** Supplied material **
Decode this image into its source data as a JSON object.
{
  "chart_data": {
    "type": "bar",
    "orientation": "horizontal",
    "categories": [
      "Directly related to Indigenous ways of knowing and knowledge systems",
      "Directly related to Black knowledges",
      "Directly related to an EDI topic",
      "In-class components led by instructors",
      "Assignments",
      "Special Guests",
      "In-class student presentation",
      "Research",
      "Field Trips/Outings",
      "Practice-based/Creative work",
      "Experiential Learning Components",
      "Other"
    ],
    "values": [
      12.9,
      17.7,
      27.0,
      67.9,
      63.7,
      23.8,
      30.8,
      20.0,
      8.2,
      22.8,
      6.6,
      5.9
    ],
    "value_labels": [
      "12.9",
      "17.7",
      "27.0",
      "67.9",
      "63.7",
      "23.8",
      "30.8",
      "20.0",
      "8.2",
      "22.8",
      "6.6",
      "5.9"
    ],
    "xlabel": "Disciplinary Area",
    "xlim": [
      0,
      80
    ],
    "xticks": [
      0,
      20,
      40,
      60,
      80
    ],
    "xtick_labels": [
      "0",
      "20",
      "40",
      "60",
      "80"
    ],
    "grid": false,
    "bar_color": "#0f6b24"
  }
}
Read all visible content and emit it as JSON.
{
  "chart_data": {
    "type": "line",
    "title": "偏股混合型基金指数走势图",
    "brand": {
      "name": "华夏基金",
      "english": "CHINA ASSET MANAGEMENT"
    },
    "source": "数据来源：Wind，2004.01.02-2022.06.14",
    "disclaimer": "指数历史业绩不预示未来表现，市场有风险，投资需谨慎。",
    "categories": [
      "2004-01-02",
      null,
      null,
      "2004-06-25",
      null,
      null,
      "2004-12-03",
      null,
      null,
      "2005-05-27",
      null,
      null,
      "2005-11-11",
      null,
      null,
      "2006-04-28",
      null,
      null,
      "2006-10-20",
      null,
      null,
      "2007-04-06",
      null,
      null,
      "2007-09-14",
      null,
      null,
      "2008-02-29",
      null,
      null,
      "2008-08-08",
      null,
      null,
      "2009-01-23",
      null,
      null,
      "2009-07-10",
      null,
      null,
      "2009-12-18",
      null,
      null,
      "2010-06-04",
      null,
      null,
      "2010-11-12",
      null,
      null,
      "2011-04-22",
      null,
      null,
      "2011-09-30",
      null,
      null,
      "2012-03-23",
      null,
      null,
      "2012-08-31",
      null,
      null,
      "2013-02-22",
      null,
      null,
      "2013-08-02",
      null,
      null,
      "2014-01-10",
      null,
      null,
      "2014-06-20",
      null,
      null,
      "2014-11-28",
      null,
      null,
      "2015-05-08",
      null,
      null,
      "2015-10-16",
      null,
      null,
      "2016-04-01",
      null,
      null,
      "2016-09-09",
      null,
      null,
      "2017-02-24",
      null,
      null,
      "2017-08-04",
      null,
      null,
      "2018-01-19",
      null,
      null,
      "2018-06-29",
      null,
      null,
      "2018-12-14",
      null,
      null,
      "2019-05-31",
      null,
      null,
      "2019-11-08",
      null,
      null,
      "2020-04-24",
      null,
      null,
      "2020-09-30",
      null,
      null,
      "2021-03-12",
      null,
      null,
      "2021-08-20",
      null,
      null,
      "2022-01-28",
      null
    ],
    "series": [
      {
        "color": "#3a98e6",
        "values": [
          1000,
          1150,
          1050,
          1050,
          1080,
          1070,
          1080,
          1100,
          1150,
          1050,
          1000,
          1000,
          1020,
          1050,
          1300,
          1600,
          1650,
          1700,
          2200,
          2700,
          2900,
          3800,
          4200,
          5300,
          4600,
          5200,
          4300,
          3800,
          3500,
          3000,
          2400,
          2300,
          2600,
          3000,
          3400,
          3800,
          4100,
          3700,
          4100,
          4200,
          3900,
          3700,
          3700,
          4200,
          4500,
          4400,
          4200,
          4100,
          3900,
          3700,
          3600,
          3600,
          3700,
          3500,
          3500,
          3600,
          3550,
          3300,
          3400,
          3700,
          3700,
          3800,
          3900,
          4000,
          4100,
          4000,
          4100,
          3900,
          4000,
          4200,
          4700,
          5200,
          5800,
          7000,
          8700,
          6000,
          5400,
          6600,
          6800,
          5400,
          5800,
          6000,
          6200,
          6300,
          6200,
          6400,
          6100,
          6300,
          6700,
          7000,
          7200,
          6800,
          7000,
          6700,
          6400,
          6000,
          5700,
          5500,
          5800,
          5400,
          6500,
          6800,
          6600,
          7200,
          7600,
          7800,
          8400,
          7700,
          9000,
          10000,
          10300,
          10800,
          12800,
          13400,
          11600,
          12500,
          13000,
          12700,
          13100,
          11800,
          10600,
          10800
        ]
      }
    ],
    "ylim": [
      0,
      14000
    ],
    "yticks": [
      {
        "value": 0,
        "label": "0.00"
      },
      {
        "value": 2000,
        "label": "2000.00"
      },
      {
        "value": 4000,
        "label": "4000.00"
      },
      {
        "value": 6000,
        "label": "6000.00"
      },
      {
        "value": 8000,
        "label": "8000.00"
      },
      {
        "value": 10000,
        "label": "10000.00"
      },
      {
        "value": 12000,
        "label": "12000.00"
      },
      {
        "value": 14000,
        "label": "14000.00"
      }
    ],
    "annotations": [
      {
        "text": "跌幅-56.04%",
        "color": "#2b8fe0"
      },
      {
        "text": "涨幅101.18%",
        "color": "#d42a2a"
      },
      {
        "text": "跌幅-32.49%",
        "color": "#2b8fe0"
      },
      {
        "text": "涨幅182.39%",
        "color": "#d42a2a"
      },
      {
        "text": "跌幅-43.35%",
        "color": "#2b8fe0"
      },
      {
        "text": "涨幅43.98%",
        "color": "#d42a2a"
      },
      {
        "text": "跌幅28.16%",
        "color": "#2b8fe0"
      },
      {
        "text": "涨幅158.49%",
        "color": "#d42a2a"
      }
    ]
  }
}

** Job **
Work out how many lines of the listing above include "related". Answer with the number and nothing more.

** Answer for the task **
3